Dataset excerpt:
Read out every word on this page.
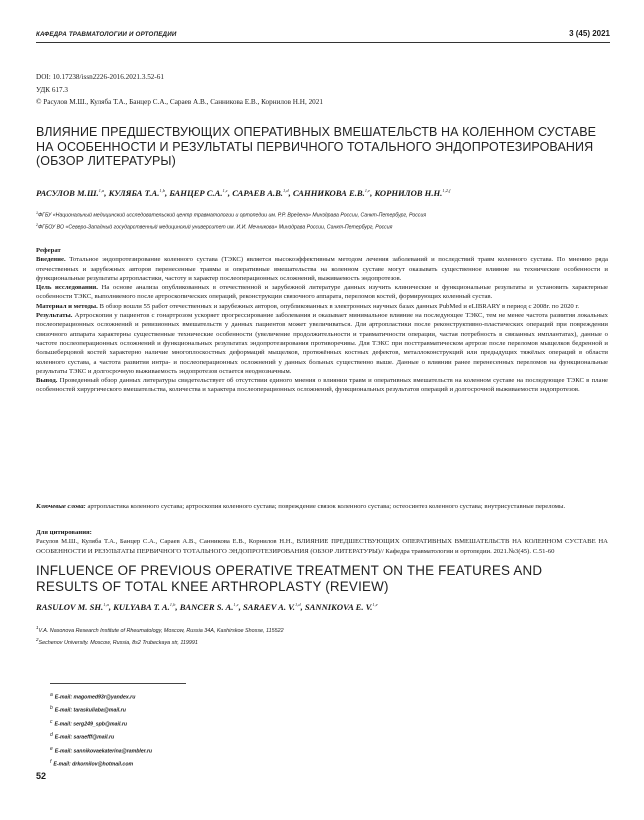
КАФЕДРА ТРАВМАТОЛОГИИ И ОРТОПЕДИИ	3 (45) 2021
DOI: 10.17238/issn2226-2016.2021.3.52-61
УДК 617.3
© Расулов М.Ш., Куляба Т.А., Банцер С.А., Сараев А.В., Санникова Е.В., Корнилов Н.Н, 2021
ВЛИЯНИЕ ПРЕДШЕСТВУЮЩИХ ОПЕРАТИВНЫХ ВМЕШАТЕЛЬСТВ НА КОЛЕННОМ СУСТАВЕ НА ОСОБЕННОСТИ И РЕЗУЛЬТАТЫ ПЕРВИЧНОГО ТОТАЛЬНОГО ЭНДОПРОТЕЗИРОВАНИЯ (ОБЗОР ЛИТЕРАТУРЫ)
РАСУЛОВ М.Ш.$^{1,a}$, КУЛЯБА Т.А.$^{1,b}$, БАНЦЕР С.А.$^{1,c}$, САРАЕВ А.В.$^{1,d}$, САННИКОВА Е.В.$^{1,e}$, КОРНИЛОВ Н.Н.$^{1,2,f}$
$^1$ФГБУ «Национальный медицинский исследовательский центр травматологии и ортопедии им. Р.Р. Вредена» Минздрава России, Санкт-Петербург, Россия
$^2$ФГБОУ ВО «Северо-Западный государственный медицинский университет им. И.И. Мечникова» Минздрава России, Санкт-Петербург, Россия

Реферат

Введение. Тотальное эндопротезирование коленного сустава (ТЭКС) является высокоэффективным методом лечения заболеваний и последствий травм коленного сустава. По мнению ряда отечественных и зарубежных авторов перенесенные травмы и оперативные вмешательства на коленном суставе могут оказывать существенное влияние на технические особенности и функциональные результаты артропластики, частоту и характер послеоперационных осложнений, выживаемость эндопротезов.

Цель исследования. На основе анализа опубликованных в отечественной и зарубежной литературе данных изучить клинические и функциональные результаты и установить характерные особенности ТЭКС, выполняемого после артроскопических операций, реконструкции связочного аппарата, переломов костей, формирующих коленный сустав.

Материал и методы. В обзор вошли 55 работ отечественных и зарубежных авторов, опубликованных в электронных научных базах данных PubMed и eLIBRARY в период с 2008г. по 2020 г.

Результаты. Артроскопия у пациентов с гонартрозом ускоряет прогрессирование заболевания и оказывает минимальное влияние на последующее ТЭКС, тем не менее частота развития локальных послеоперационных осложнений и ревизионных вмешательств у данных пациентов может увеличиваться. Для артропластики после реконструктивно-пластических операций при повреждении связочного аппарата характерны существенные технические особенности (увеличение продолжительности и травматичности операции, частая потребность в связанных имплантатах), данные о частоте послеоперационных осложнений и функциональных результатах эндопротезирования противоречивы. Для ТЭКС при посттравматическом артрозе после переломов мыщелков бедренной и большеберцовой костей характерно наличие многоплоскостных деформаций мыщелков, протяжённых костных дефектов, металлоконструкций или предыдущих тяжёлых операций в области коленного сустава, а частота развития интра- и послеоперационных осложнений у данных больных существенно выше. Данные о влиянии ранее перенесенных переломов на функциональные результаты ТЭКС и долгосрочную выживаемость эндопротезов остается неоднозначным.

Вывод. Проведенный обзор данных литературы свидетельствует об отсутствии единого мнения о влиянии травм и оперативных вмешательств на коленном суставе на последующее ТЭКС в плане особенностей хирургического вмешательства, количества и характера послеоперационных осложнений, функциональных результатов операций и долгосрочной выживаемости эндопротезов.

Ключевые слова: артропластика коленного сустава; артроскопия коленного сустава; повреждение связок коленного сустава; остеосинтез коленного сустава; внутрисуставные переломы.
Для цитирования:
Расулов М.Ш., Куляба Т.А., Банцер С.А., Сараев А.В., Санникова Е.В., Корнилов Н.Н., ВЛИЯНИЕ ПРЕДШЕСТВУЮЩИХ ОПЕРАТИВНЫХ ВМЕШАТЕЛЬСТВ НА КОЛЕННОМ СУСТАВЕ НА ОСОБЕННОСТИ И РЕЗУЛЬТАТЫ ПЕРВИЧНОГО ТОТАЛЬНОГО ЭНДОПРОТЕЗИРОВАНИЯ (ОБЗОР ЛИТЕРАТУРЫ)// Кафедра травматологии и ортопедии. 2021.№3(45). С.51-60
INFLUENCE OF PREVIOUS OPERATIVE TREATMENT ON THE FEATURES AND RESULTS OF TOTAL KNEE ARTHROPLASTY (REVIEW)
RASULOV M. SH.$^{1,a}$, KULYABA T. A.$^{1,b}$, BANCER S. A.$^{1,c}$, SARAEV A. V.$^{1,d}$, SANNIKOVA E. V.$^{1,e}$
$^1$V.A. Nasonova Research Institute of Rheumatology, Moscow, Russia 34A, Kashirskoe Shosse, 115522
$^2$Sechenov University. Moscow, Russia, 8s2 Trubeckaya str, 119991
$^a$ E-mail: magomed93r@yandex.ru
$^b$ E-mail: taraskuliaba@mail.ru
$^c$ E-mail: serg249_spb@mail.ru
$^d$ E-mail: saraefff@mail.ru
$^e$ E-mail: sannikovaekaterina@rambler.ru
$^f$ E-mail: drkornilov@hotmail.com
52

SHORT PROBLEM:
Copy and report every line where the word "зарубежных" is present.

OUTPUT FOR THIS TASK:
Введение. Тотальное эндопротезирование коленного сустава (ТЭКС) является высокоэффективным методом лечения заболеваний и последствий травм коленного сустава. По мнению ряда отечественных и зарубежных авторов перенесенные травмы и оперативные вмешательства на коленном суставе могут оказывать существенное влияние на технические особенности и функциональные результаты артропластики, частоту и характер послеоперационных осложнений, выживаемость эндопротезов.
Материал и методы. В обзор вошли 55 работ отечественных и зарубежных авторов, опубликованных в электронных научных базах данных PubMed и eLIBRARY в период с 2008г. по 2020 г.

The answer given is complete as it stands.